PROBLEM STATEMENT: Report how many lines in the records below contain the word "subtitle". Give only the number.

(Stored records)
'''
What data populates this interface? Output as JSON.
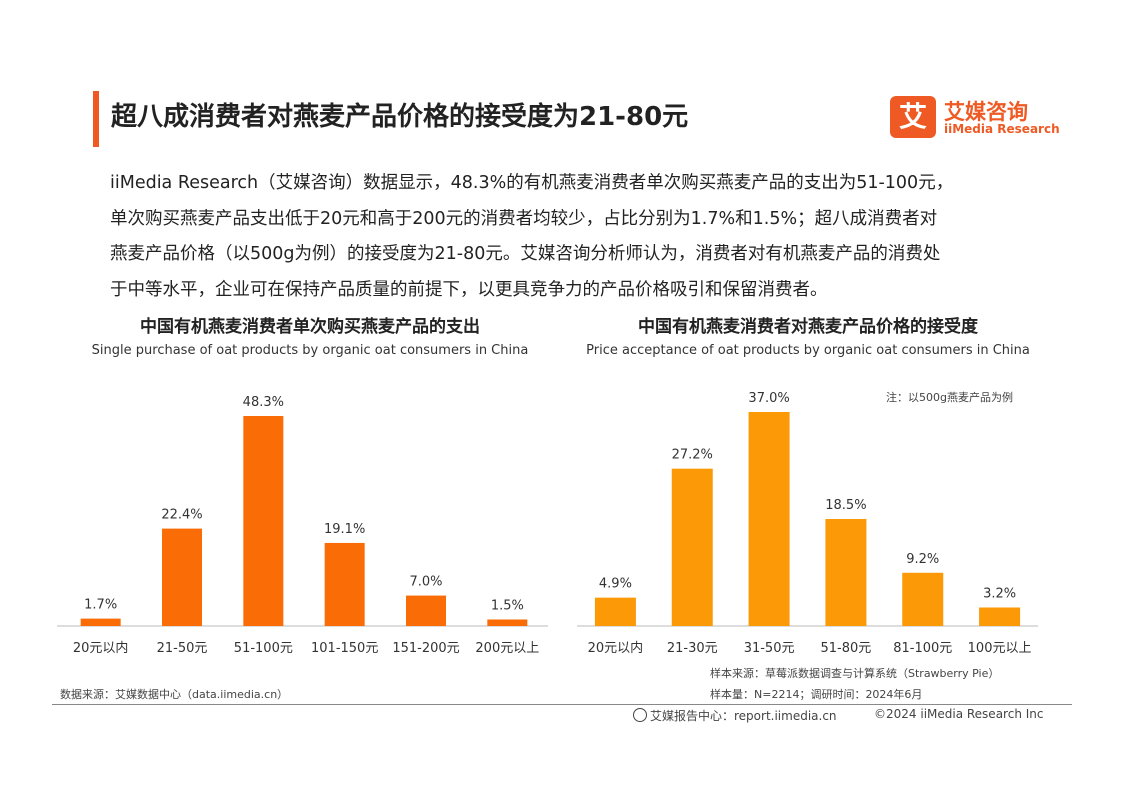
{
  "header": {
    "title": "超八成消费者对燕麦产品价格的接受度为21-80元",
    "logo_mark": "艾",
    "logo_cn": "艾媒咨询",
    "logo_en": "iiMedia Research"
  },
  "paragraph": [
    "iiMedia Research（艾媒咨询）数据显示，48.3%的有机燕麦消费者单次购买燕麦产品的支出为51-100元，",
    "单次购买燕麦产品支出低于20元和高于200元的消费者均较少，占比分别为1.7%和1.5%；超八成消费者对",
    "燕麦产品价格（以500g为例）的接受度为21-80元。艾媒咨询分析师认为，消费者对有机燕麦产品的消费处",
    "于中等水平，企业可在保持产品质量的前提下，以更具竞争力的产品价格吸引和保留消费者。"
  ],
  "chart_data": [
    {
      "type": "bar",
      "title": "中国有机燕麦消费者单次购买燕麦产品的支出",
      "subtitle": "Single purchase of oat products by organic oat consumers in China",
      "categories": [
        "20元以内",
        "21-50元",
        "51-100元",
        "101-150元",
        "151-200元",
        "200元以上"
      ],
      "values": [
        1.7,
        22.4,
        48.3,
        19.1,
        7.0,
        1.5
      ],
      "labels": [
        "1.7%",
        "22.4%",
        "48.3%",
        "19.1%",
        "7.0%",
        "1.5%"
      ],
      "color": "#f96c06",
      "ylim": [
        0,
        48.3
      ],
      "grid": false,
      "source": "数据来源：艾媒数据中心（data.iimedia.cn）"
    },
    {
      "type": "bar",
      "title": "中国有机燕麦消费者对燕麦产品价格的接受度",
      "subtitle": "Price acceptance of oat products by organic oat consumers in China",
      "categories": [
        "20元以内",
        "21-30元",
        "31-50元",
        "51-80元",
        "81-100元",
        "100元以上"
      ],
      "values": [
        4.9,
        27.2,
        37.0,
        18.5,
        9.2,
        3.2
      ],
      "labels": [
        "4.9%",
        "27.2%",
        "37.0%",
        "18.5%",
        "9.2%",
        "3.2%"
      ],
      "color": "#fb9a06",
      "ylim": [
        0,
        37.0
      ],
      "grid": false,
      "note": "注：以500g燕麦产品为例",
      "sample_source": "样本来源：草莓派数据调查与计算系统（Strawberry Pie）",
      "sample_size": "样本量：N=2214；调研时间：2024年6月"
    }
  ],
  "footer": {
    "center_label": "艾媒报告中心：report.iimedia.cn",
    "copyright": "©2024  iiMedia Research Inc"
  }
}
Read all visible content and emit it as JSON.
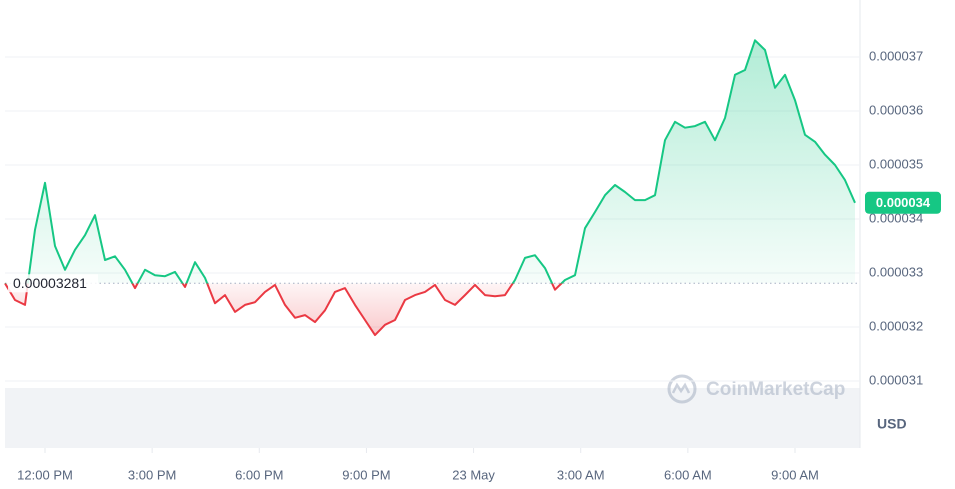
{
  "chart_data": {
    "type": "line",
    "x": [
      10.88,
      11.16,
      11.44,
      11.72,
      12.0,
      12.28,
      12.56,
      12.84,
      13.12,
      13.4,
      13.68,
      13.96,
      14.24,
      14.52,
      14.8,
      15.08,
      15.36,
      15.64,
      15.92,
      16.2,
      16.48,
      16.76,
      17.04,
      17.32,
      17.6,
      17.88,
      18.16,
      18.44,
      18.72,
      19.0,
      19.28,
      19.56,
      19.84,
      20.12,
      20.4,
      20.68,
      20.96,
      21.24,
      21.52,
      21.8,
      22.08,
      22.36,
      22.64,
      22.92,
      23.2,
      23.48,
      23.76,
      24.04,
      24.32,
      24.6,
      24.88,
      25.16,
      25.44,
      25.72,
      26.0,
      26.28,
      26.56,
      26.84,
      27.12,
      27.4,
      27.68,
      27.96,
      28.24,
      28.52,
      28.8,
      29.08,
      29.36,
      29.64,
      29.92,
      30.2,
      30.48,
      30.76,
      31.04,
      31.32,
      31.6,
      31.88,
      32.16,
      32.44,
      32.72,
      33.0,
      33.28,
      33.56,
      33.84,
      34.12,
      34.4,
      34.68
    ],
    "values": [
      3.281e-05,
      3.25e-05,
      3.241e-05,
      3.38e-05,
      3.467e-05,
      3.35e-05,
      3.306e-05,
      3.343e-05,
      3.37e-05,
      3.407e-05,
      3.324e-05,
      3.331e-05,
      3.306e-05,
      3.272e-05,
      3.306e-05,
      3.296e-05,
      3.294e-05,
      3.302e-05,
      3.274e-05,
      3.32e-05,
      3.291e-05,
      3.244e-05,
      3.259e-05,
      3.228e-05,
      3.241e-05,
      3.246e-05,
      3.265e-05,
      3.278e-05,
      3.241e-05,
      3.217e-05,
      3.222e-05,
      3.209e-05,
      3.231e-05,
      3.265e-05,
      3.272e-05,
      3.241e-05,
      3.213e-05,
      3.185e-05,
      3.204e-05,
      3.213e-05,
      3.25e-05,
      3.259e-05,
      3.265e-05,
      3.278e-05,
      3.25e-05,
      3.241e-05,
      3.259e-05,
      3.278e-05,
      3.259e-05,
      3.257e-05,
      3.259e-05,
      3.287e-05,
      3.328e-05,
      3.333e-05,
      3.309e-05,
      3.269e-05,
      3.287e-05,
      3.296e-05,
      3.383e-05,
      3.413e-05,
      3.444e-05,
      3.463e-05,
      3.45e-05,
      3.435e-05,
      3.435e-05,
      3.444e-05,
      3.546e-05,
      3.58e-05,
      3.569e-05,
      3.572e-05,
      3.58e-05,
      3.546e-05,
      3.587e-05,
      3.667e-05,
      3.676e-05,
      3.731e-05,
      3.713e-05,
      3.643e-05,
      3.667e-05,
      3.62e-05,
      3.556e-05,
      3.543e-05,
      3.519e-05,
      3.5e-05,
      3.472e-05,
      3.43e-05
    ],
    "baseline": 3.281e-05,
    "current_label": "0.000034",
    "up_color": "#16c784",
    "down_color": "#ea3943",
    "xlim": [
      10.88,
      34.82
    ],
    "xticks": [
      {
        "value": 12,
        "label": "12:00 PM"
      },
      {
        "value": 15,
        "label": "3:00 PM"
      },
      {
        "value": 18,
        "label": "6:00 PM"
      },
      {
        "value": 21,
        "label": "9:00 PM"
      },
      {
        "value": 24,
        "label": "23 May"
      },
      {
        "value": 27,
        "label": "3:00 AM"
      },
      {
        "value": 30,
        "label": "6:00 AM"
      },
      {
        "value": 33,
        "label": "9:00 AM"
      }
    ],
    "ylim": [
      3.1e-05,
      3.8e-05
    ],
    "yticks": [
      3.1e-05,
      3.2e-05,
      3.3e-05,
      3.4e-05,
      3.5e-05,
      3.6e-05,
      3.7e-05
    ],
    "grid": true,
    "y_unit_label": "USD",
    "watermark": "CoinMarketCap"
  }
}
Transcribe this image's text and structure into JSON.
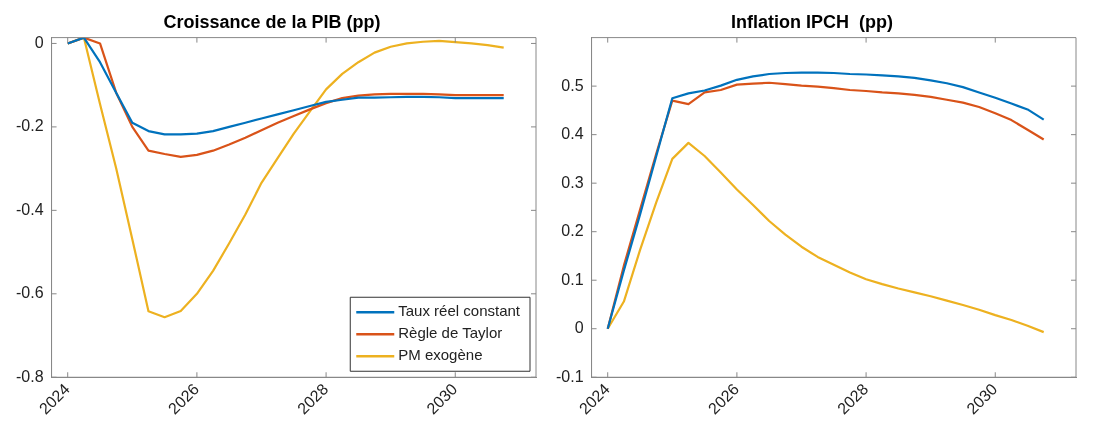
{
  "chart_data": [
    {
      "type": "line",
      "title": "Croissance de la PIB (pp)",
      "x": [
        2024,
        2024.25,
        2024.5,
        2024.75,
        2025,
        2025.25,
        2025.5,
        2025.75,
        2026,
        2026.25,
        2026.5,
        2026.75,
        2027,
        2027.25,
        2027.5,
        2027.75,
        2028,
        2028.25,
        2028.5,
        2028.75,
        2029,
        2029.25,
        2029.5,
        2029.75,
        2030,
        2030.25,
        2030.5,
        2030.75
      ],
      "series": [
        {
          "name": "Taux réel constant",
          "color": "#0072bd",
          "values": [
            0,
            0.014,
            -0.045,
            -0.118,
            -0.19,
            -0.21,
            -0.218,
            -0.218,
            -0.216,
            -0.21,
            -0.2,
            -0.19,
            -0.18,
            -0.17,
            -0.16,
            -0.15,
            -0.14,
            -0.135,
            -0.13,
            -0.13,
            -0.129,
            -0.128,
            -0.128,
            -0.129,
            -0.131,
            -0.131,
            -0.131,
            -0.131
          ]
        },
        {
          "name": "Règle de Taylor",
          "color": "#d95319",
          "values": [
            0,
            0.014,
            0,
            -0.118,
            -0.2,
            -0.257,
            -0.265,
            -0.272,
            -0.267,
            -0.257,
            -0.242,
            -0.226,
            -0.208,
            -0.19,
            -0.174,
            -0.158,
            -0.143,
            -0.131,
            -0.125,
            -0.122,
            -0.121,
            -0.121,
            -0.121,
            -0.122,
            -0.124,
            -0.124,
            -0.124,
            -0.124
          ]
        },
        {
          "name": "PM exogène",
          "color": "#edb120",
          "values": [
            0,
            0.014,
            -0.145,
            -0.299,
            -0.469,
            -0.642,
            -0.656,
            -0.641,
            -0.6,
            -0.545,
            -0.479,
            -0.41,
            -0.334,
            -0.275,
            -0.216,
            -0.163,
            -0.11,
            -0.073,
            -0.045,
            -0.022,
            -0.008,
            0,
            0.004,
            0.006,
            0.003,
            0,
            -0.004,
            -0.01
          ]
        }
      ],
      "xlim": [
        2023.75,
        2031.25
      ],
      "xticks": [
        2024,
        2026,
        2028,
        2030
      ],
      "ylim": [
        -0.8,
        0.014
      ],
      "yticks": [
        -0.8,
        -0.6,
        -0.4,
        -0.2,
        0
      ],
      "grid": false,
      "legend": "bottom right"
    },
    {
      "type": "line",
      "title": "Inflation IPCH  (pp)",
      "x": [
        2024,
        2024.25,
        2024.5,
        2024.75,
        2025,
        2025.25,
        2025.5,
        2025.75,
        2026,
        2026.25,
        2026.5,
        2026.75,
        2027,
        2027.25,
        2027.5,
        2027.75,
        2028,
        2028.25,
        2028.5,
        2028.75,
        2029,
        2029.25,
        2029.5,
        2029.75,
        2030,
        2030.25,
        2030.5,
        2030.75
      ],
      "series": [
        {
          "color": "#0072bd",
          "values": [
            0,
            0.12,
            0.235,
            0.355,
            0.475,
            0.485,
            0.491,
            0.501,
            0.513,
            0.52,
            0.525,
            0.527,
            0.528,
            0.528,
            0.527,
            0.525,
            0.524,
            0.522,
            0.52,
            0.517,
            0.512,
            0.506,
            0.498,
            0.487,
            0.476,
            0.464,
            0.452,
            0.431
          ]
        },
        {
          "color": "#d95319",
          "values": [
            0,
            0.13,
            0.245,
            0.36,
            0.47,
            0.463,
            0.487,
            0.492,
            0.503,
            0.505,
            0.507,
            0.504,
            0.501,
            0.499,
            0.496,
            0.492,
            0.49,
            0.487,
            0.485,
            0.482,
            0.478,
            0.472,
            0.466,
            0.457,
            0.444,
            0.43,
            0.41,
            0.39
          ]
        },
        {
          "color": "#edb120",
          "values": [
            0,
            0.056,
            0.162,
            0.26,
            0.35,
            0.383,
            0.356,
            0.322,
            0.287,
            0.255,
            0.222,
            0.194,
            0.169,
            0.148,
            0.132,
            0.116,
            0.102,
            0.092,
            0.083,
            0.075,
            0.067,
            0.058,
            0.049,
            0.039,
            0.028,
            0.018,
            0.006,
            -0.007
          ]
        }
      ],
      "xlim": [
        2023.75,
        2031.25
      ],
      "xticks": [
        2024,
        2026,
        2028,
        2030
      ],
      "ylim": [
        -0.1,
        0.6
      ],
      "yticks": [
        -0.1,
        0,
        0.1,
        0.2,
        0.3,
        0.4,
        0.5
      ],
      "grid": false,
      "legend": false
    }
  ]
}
'''
COMPLETED TASK: 2